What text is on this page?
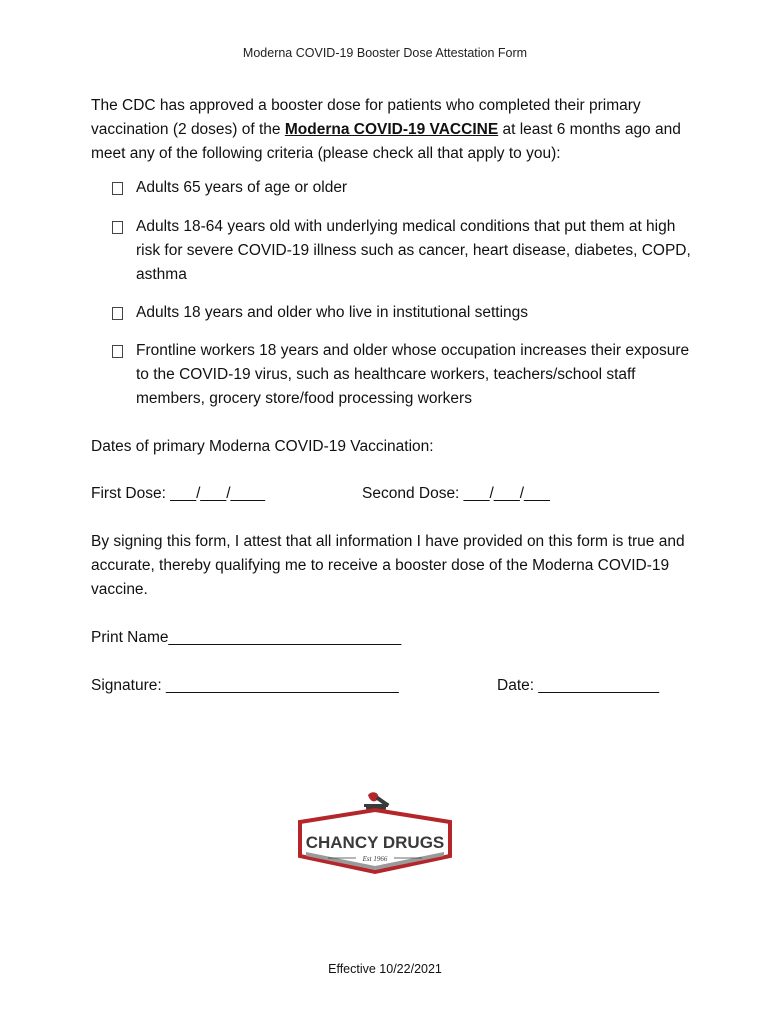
Moderna COVID-19 Booster Dose Attestation Form
The CDC has approved a booster dose for patients who completed their primary vaccination (2 doses) of the Moderna COVID-19 VACCINE at least 6 months ago and meet any of the following criteria (please check all that apply to you):
Adults 65 years of age or older
Adults 18-64 years old with underlying medical conditions that put them at high risk for severe COVID-19 illness such as cancer, heart disease, diabetes, COPD, asthma
Adults 18 years and older who live in institutional settings
Frontline workers 18 years and older whose occupation increases their exposure to the COVID-19 virus, such as healthcare workers, teachers/school staff members, grocery store/food processing workers
Dates of primary Moderna COVID-19 Vaccination:
First Dose: ___/___/____	Second Dose: ___/___/___
By signing this form, I attest that all information I have provided on this form is true and accurate, thereby qualifying me to receive a booster dose of the Moderna COVID-19 vaccine.
Print Name___________________________
Signature: ___________________________	Date: ______________
CHANCY DRUGS
Est 1966
Effective 10/22/2021
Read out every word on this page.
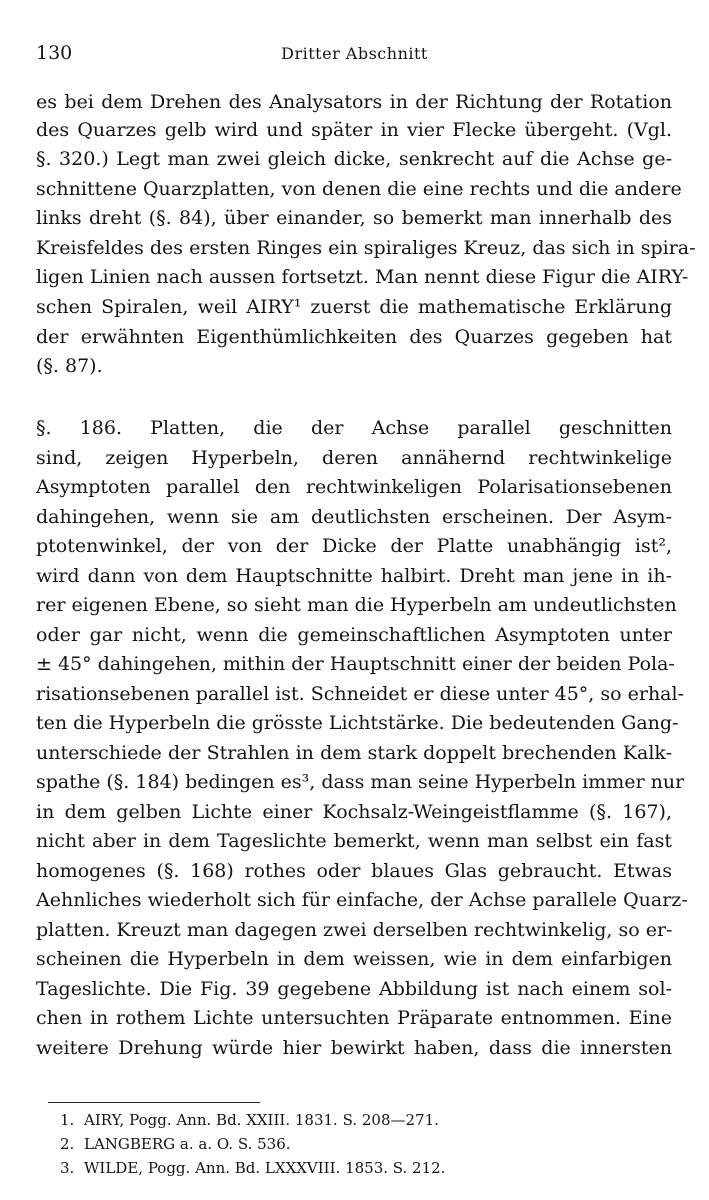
130	Dritter Abschnitt
es bei dem Drehen des Analysators in der Richtung der Rotation
des Quarzes gelb wird und später in vier Flecke übergeht. (Vgl.
§. 320.) Legt man zwei gleich dicke, senkrecht auf die Achse ge-
schnittene Quarzplatten, von denen die eine rechts und die andere
links dreht (§. 84), über einander, so bemerkt man innerhalb des
Kreisfeldes des ersten Ringes ein spiraliges Kreuz, das sich in spira-
ligen Linien nach aussen fortsetzt. Man nennt diese Figur die AIRY-
schen Spiralen, weil AIRY¹ zuerst die mathematische Erklärung
der erwähnten Eigenthümlichkeiten des Quarzes gegeben hat
(§. 87).
§. 186. Platten, die der Achse parallel geschnitten
sind, zeigen Hyperbeln, deren annähernd rechtwinkelige
Asymptoten parallel den rechtwinkeligen Polarisationsebenen
dahingehen, wenn sie am deutlichsten erscheinen. Der Asym-
ptotenwinkel, der von der Dicke der Platte unabhängig ist²,
wird dann von dem Hauptschnitte halbirt. Dreht man jene in ih-
rer eigenen Ebene, so sieht man die Hyperbeln am undeutlichsten
oder gar nicht, wenn die gemeinschaftlichen Asymptoten unter
± 45° dahingehen, mithin der Hauptschnitt einer der beiden Pola-
risationsebenen parallel ist. Schneidet er diese unter 45°, so erhal-
ten die Hyperbeln die grösste Lichtstärke. Die bedeutenden Gang-
unterschiede der Strahlen in dem stark doppelt brechenden Kalk-
spathe (§. 184) bedingen es³, dass man seine Hyperbeln immer nur
in dem gelben Lichte einer Kochsalz-Weingeistflamme (§. 167),
nicht aber in dem Tageslichte bemerkt, wenn man selbst ein fast
homogenes (§. 168) rothes oder blaues Glas gebraucht. Etwas
Aehnliches wiederholt sich für einfache, der Achse parallele Quarz-
platten. Kreuzt man dagegen zwei derselben rechtwinkelig, so er-
scheinen die Hyperbeln in dem weissen, wie in dem einfarbigen
Tageslichte. Die Fig. 39 gegebene Abbildung ist nach einem sol-
chen in rothem Lichte untersuchten Präparate entnommen. Eine
weitere Drehung würde hier bewirkt haben, dass die innersten
1. AIRY, Pogg. Ann. Bd. XXIII. 1831. S. 208—271.
2. LANGBERG a. a. O. S. 536.
3. WILDE, Pogg. Ann. Bd. LXXXVIII. 1853. S. 212.
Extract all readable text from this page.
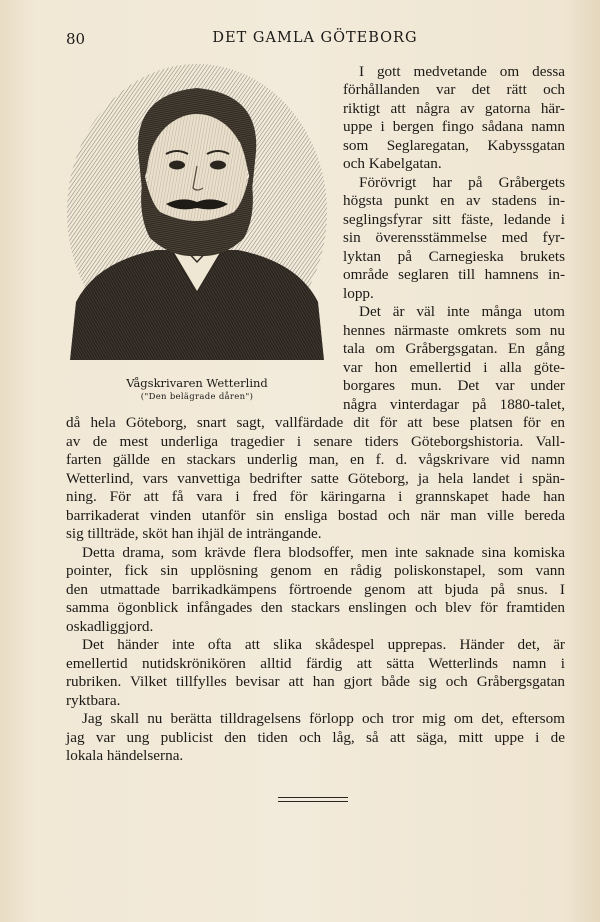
80	DET GAMLA GÖTEBORG
Vågskrivaren Wetterlind
("Den belägrade dåren")
I gott medvetande om dessa
förhållanden var det rätt och
riktigt att några av gatorna här-
uppe i bergen fingo sådana namn
som Seglaregatan, Kabyssgatan
och Kabelgatan.
Förövrigt har på Gråbergets
högsta punkt en av stadens in-
seglingsfyrar sitt fäste, ledande i
sin överensstämmelse med fyr-
lyktan på Carnegieska brukets
område seglaren till hamnens in-
lopp.
Det är väl inte många utom
hennes närmaste omkrets som nu
tala om Gråbergsgatan. En gång
var hon emellertid i alla göte-
borgares mun. Det var under
några vinterdagar på 1880-talet,
då hela Göteborg, snart sagt, vallfärdade dit för att bese platsen för en
av de mest underliga tragedier i senare tiders Göteborgshistoria. Vall-
farten gällde en stackars underlig man, en f. d. vågskrivare vid namn
Wetterlind, vars vanvettiga bedrifter satte Göteborg, ja hela landet i spän-
ning. För att få vara i fred för käringarna i grannskapet hade han
barrikaderat vinden utanför sin ensliga bostad och när man ville bereda
sig tillträde, sköt han ihjäl de inträngande.
Detta drama, som krävde flera blodsoffer, men inte saknade sina komiska
pointer, fick sin upplösning genom en rådig poliskonstapel, som vann
den utmattade barrikadkämpens förtroende genom att bjuda på snus. I
samma ögonblick infångades den stackars enslingen och blev för framtiden
oskadliggjord.
Det händer inte ofta att slika skådespel upprepas. Händer det, är
emellertid nutidskrönikören alltid färdig att sätta Wetterlinds namn i
rubriken. Vilket tillfylles bevisar att han gjort både sig och Gråbergsgatan
ryktbara.
Jag skall nu berätta tilldragelsens förlopp och tror mig om det, eftersom
jag var ung publicist den tiden och låg, så att säga, mitt uppe i de
lokala händelserna.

···

* **EXERCISE DESCRIPTION**
Restate each entry word for word; pictures stay out of the copy.

* **WRITTEN RESPONSE**
What text is on this page?
Moderna COVID-19 Booster Dose Attestation Form
The CDC has approved a booster dose for patients who completed their primary vaccination (2 doses) of the Moderna COVID-19 VACCINE at least 6 months ago and meet any of the following criteria (please check all that apply to you):
Adults 65 years of age or older
Adults 18-64 years old with underlying medical conditions that put them at high risk for severe COVID-19 illness such as cancer, heart disease, diabetes, COPD, asthma
Adults 18 years and older who live in institutional settings
Frontline workers 18 years and older whose occupation increases their exposure to the COVID-19 virus, such as healthcare workers, teachers/school staff members, grocery store/food processing workers
Dates of primary Moderna COVID-19 Vaccination:
First Dose: ___/___/____	Second Dose: ___/___/___
By signing this form, I attest that all information I have provided on this form is true and accurate, thereby qualifying me to receive a booster dose of the Moderna COVID-19 vaccine.
Print Name___________________________
Signature: ___________________________	Date: ______________
CHANCY DRUGS
Est 1966
Effective 10/22/2021
Read out every word on this page.
130	Dritter Abschnitt
es bei dem Drehen des Analysators in der Richtung der Rotation
des Quarzes gelb wird und später in vier Flecke übergeht. (Vgl.
§. 320.) Legt man zwei gleich dicke, senkrecht auf die Achse ge-
schnittene Quarzplatten, von denen die eine rechts und die andere
links dreht (§. 84), über einander, so bemerkt man innerhalb des
Kreisfeldes des ersten Ringes ein spiraliges Kreuz, das sich in spira-
ligen Linien nach aussen fortsetzt. Man nennt diese Figur die AIRY-
schen Spiralen, weil AIRY¹ zuerst die mathematische Erklärung
der erwähnten Eigenthümlichkeiten des Quarzes gegeben hat
(§. 87).
§. 186. Platten, die der Achse parallel geschnitten
sind, zeigen Hyperbeln, deren annähernd rechtwinkelige
Asymptoten parallel den rechtwinkeligen Polarisationsebenen
dahingehen, wenn sie am deutlichsten erscheinen. Der Asym-
ptotenwinkel, der von der Dicke der Platte unabhängig ist²,
wird dann von dem Hauptschnitte halbirt. Dreht man jene in ih-
rer eigenen Ebene, so sieht man die Hyperbeln am undeutlichsten
oder gar nicht, wenn die gemeinschaftlichen Asymptoten unter
± 45° dahingehen, mithin der Hauptschnitt einer der beiden Pola-
risationsebenen parallel ist. Schneidet er diese unter 45°, so erhal-
ten die Hyperbeln die grösste Lichtstärke. Die bedeutenden Gang-
unterschiede der Strahlen in dem stark doppelt brechenden Kalk-
spathe (§. 184) bedingen es³, dass man seine Hyperbeln immer nur
in dem gelben Lichte einer Kochsalz-Weingeistflamme (§. 167),
nicht aber in dem Tageslichte bemerkt, wenn man selbst ein fast
homogenes (§. 168) rothes oder blaues Glas gebraucht. Etwas
Aehnliches wiederholt sich für einfache, der Achse parallele Quarz-
platten. Kreuzt man dagegen zwei derselben rechtwinkelig, so er-
scheinen die Hyperbeln in dem weissen, wie in dem einfarbigen
Tageslichte. Die Fig. 39 gegebene Abbildung ist nach einem sol-
chen in rothem Lichte untersuchten Präparate entnommen. Eine
weitere Drehung würde hier bewirkt haben, dass die innersten
1. AIRY, Pogg. Ann. Bd. XXIII. 1831. S. 208—271.
2. LANGBERG a. a. O. S. 536.
3. WILDE, Pogg. Ann. Bd. LXXXVIII. 1853. S. 212.
Extract all readable text from this page.
80	DET GAMLA GÖTEBORG
Vågskrivaren Wetterlind
("Den belägrade dåren")
I gott medvetande om dessa
förhållanden var det rätt och
riktigt att några av gatorna här-
uppe i bergen fingo sådana namn
som Seglaregatan, Kabyssgatan
och Kabelgatan.
Förövrigt har på Gråbergets
högsta punkt en av stadens in-
seglingsfyrar sitt fäste, ledande i
sin överensstämmelse med fyr-
lyktan på Carnegieska brukets
område seglaren till hamnens in-
lopp.
Det är väl inte många utom
hennes närmaste omkrets som nu
tala om Gråbergsgatan. En gång
var hon emellertid i alla göte-
borgares mun. Det var under
några vinterdagar på 1880-talet,
då hela Göteborg, snart sagt, vallfärdade dit för att bese platsen för en
av de mest underliga tragedier i senare tiders Göteborgshistoria. Vall-
farten gällde en stackars underlig man, en f. d. vågskrivare vid namn
Wetterlind, vars vanvettiga bedrifter satte Göteborg, ja hela landet i spän-
ning. För att få vara i fred för käringarna i grannskapet hade han
barrikaderat vinden utanför sin ensliga bostad och när man ville bereda
sig tillträde, sköt han ihjäl de inträngande.
Detta drama, som krävde flera blodsoffer, men inte saknade sina komiska
pointer, fick sin upplösning genom en rådig poliskonstapel, som vann
den utmattade barrikadkämpens förtroende genom att bjuda på snus. I
samma ögonblick infångades den stackars enslingen och blev för framtiden
oskadliggjord.
Det händer inte ofta att slika skådespel upprepas. Händer det, är
emellertid nutidskrönikören alltid färdig att sätta Wetterlinds namn i
rubriken. Vilket tillfylles bevisar att han gjort både sig och Gråbergsgatan
ryktbara.
Jag skall nu berätta tilldragelsens förlopp och tror mig om det, eftersom
jag var ung publicist den tiden och låg, så att säga, mitt uppe i de
lokala händelserna.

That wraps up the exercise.